- [Exercise inputs]
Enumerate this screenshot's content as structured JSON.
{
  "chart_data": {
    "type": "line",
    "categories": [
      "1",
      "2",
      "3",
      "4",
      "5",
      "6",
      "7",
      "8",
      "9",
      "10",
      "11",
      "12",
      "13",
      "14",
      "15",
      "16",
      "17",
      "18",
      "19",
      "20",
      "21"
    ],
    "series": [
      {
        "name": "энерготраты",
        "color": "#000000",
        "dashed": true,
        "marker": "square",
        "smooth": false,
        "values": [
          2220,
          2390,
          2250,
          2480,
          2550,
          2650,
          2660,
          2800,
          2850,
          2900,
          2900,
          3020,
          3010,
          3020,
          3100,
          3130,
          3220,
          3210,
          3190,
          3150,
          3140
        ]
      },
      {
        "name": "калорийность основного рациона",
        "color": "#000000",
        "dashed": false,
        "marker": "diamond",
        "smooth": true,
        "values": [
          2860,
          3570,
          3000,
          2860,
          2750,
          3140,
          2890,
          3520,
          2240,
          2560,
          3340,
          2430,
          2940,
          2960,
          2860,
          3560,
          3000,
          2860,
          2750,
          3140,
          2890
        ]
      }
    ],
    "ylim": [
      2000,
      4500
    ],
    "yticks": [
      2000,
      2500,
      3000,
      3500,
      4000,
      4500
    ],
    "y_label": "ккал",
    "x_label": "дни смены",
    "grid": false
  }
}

- [What is expected] Repeat every line of the records above exactly.

- [Exercise output]
Enumerate this screenshot's content as structured JSON.
{
  "chart_data": {
    "type": "line",
    "categories": [
      "1",
      "2",
      "3",
      "4",
      "5",
      "6",
      "7",
      "8",
      "9",
      "10",
      "11",
      "12",
      "13",
      "14",
      "15",
      "16",
      "17",
      "18",
      "19",
      "20",
      "21"
    ],
    "series": [
      {
        "name": "энерготраты",
        "color": "#000000",
        "dashed": true,
        "marker": "square",
        "smooth": false,
        "values": [
          2220,
          2390,
          2250,
          2480,
          2550,
          2650,
          2660,
          2800,
          2850,
          2900,
          2900,
          3020,
          3010,
          3020,
          3100,
          3130,
          3220,
          3210,
          3190,
          3150,
          3140
        ]
      },
      {
        "name": "калорийность основного рациона",
        "color": "#000000",
        "dashed": false,
        "marker": "diamond",
        "smooth": true,
        "values": [
          2860,
          3570,
          3000,
          2860,
          2750,
          3140,
          2890,
          3520,
          2240,
          2560,
          3340,
          2430,
          2940,
          2960,
          2860,
          3560,
          3000,
          2860,
          2750,
          3140,
          2890
        ]
      }
    ],
    "ylim": [
      2000,
      4500
    ],
    "yticks": [
      2000,
      2500,
      3000,
      3500,
      4000,
      4500
    ],
    "y_label": "ккал",
    "x_label": "дни смены",
    "grid": false
  }
}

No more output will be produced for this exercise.